Tell me how many lines hold "avere", please, using only the number.

# Supplied entries
━━━━━━━━━━━━━━━━━━━━

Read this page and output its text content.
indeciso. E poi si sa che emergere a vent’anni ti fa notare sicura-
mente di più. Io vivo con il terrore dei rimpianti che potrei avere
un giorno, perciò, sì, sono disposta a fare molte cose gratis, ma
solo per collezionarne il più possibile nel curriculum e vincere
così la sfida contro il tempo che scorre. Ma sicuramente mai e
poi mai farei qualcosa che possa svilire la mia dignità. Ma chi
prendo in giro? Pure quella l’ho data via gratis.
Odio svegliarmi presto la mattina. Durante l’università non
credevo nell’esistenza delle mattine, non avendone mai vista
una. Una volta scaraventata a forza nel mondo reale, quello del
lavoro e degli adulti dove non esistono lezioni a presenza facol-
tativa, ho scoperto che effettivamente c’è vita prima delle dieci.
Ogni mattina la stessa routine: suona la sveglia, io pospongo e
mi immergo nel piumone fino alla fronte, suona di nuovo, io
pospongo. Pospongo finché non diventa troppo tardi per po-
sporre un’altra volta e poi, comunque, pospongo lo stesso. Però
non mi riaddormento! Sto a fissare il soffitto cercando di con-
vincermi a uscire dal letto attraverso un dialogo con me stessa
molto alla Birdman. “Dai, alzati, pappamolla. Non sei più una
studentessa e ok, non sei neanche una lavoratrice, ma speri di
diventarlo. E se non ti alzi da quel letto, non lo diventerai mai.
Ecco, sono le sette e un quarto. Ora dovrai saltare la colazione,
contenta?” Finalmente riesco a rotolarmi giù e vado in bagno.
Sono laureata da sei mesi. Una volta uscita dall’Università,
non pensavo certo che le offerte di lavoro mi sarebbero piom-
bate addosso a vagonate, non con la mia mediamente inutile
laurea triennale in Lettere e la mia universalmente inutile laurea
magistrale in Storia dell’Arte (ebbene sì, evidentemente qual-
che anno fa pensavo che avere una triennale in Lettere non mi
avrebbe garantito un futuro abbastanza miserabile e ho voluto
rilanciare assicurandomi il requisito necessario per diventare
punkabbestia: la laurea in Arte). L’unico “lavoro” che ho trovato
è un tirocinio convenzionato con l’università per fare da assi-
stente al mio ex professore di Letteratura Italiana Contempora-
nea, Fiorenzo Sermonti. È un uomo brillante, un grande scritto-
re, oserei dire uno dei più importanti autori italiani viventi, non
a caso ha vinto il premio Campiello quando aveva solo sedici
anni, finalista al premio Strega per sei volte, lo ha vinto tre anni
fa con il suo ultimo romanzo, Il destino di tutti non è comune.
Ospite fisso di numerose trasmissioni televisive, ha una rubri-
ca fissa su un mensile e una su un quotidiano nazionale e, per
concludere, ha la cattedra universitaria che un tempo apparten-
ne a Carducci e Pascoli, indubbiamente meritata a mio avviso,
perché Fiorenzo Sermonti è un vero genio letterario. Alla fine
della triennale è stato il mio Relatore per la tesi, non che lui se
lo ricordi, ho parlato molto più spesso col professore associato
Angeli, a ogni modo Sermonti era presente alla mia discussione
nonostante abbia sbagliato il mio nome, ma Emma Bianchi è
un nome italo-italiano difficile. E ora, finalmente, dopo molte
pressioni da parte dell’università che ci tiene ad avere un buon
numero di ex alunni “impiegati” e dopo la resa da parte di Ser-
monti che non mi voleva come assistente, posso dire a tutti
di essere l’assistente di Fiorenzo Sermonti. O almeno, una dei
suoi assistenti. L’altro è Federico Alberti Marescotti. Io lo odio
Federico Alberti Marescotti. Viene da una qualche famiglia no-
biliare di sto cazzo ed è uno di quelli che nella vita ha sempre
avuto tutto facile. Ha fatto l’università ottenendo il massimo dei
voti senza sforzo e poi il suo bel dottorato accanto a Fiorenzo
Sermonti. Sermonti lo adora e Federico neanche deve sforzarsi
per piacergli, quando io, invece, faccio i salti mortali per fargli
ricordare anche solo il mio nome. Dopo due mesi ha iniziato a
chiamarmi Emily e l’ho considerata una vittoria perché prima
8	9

━━━━━━━━━━━━━━━━━━━━

# Result
3